___ AVAILABLE RECORDS

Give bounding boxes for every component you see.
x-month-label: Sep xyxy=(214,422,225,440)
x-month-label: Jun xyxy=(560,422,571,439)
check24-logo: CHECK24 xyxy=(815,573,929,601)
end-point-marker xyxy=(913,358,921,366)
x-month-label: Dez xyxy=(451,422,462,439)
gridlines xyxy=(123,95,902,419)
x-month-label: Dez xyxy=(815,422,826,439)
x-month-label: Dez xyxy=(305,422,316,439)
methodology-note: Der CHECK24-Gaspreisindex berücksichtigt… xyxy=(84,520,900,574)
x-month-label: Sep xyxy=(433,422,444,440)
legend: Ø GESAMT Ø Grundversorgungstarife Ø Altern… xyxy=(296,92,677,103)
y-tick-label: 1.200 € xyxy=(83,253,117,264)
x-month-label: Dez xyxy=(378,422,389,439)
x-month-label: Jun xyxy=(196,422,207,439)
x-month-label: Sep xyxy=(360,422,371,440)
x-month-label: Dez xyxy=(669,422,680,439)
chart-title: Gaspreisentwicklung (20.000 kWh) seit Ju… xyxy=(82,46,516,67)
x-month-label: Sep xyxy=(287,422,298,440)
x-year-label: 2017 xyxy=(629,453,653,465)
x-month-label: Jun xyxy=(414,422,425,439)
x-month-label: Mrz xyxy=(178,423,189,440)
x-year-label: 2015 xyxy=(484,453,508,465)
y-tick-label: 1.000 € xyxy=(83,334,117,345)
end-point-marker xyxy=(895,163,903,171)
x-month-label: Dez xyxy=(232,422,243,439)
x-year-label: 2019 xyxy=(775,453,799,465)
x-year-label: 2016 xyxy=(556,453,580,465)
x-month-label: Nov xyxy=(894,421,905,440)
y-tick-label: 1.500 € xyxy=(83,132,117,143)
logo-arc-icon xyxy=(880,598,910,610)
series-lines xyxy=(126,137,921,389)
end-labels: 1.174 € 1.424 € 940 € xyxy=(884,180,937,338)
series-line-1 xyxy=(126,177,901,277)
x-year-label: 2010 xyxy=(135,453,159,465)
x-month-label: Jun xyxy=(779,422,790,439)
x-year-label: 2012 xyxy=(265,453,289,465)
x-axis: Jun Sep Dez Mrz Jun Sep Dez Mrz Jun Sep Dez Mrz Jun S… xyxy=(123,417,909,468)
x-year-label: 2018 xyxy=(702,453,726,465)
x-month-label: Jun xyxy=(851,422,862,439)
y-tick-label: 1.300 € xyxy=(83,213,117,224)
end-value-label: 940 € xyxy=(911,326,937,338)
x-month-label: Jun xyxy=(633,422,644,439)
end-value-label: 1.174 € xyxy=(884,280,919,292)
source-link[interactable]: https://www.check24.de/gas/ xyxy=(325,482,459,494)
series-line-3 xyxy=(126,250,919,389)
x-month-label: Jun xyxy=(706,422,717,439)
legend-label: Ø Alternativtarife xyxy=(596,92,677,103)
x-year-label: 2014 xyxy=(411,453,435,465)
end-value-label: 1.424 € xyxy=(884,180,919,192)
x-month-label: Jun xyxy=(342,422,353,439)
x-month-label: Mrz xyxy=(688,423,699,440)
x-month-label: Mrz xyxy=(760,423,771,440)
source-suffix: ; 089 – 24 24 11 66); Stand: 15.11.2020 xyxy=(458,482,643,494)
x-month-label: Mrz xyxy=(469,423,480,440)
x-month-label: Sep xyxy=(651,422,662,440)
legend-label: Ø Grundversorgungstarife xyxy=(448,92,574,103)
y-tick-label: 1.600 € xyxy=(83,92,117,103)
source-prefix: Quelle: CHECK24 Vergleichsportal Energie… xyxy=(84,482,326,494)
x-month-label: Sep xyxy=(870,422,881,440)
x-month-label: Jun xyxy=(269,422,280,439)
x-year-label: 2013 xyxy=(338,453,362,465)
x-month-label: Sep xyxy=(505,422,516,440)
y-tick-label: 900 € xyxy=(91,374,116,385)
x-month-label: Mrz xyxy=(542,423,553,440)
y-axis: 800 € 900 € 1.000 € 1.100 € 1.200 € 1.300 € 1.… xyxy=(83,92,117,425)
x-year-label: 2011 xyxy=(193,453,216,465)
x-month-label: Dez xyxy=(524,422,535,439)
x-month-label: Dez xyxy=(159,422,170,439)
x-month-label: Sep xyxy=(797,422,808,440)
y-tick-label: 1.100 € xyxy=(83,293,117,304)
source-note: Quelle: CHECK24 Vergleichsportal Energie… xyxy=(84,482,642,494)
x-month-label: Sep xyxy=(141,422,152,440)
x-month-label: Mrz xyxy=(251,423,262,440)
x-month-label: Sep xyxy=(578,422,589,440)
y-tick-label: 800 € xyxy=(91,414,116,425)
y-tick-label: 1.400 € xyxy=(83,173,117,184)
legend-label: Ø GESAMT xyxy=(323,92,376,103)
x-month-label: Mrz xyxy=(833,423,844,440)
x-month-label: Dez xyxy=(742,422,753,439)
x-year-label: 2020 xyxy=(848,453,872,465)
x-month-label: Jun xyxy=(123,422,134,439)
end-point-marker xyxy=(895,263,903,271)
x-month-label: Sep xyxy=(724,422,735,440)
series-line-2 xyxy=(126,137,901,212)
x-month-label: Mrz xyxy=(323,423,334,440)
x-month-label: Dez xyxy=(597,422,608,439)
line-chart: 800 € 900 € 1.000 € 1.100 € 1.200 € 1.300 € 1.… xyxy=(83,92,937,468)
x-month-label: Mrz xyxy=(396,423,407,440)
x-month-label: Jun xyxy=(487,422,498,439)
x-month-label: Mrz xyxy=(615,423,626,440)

______

GOAL ->
Pull every line from the listing above and repeat each one exactly, with nothing changed.

SOLUTION TO THIS EXERCISE ->
Give bounding boxes for every component you see.
x-month-label: Sep xyxy=(214,422,225,440)
x-month-label: Jun xyxy=(560,422,571,439)
check24-logo: CHECK24 xyxy=(815,573,929,601)
end-point-marker xyxy=(913,358,921,366)
x-month-label: Dez xyxy=(451,422,462,439)
gridlines xyxy=(123,95,902,419)
x-month-label: Dez xyxy=(815,422,826,439)
x-month-label: Dez xyxy=(305,422,316,439)
methodology-note: Der CHECK24-Gaspreisindex berücksichtigt… xyxy=(84,520,900,574)
x-month-label: Sep xyxy=(433,422,444,440)
legend: Ø GESAMT Ø Grundversorgungstarife Ø Altern… xyxy=(296,92,677,103)
y-tick-label: 1.200 € xyxy=(83,253,117,264)
x-month-label: Dez xyxy=(378,422,389,439)
x-month-label: Jun xyxy=(196,422,207,439)
x-month-label: Sep xyxy=(360,422,371,440)
x-month-label: Dez xyxy=(669,422,680,439)
chart-title: Gaspreisentwicklung (20.000 kWh) seit Ju… xyxy=(82,46,516,67)
x-month-label: Sep xyxy=(287,422,298,440)
x-year-label: 2017 xyxy=(629,453,653,465)
x-month-label: Jun xyxy=(414,422,425,439)
x-month-label: Mrz xyxy=(178,423,189,440)
x-year-label: 2015 xyxy=(484,453,508,465)
y-tick-label: 1.000 € xyxy=(83,334,117,345)
end-point-marker xyxy=(895,163,903,171)
x-month-label: Dez xyxy=(232,422,243,439)
x-year-label: 2019 xyxy=(775,453,799,465)
x-year-label: 2016 xyxy=(556,453,580,465)
x-month-label: Nov xyxy=(894,421,905,440)
y-tick-label: 1.500 € xyxy=(83,132,117,143)
logo-arc-icon xyxy=(880,598,910,610)
series-lines xyxy=(126,137,921,389)
end-labels: 1.174 € 1.424 € 940 € xyxy=(884,180,937,338)
series-line-1 xyxy=(126,177,901,277)
x-year-label: 2010 xyxy=(135,453,159,465)
x-month-label: Jun xyxy=(779,422,790,439)
x-year-label: 2012 xyxy=(265,453,289,465)
x-axis: Jun Sep Dez Mrz Jun Sep Dez Mrz Jun Sep Dez Mrz Jun S… xyxy=(123,417,909,468)
x-year-label: 2018 xyxy=(702,453,726,465)
x-month-label: Jun xyxy=(851,422,862,439)
y-tick-label: 1.300 € xyxy=(83,213,117,224)
end-value-label: 940 € xyxy=(911,326,937,338)
x-month-label: Jun xyxy=(633,422,644,439)
end-value-label: 1.174 € xyxy=(884,280,919,292)
source-link[interactable]: https://www.check24.de/gas/ xyxy=(325,482,459,494)
series-line-3 xyxy=(126,250,919,389)
x-month-label: Jun xyxy=(706,422,717,439)
legend-label: Ø Alternativtarife xyxy=(596,92,677,103)
x-year-label: 2014 xyxy=(411,453,435,465)
end-value-label: 1.424 € xyxy=(884,180,919,192)
x-month-label: Jun xyxy=(342,422,353,439)
x-month-label: Mrz xyxy=(688,423,699,440)
x-month-label: Mrz xyxy=(760,423,771,440)
source-suffix: ; 089 – 24 24 11 66); Stand: 15.11.2020 xyxy=(458,482,643,494)
x-month-label: Mrz xyxy=(469,423,480,440)
x-month-label: Sep xyxy=(651,422,662,440)
legend-label: Ø Grundversorgungstarife xyxy=(448,92,574,103)
y-tick-label: 1.600 € xyxy=(83,92,117,103)
source-prefix: Quelle: CHECK24 Vergleichsportal Energie… xyxy=(84,482,326,494)
x-month-label: Sep xyxy=(870,422,881,440)
x-month-label: Jun xyxy=(269,422,280,439)
x-year-label: 2013 xyxy=(338,453,362,465)
x-month-label: Sep xyxy=(505,422,516,440)
y-tick-label: 900 € xyxy=(91,374,116,385)
x-month-label: Mrz xyxy=(542,423,553,440)
y-axis: 800 € 900 € 1.000 € 1.100 € 1.200 € 1.300 € 1.… xyxy=(83,92,117,425)
x-year-label: 2011 xyxy=(193,453,216,465)
x-month-label: Dez xyxy=(524,422,535,439)
x-month-label: Dez xyxy=(159,422,170,439)
x-month-label: Sep xyxy=(797,422,808,440)
y-tick-label: 1.100 € xyxy=(83,293,117,304)
source-note: Quelle: CHECK24 Vergleichsportal Energie… xyxy=(84,482,642,494)
x-month-label: Sep xyxy=(141,422,152,440)
x-month-label: Mrz xyxy=(251,423,262,440)
x-month-label: Sep xyxy=(578,422,589,440)
y-tick-label: 800 € xyxy=(91,414,116,425)
y-tick-label: 1.400 € xyxy=(83,173,117,184)
legend-label: Ø GESAMT xyxy=(323,92,376,103)
x-month-label: Mrz xyxy=(833,423,844,440)
x-month-label: Dez xyxy=(742,422,753,439)
x-year-label: 2020 xyxy=(848,453,872,465)
x-month-label: Jun xyxy=(123,422,134,439)
end-point-marker xyxy=(895,263,903,271)
x-month-label: Sep xyxy=(724,422,735,440)
series-line-2 xyxy=(126,137,901,212)
x-month-label: Mrz xyxy=(323,423,334,440)
x-month-label: Dez xyxy=(597,422,608,439)
line-chart: 800 € 900 € 1.000 € 1.100 € 1.200 € 1.300 € 1.… xyxy=(83,92,937,468)
x-month-label: Mrz xyxy=(396,423,407,440)
x-month-label: Jun xyxy=(487,422,498,439)
x-month-label: Mrz xyxy=(615,423,626,440)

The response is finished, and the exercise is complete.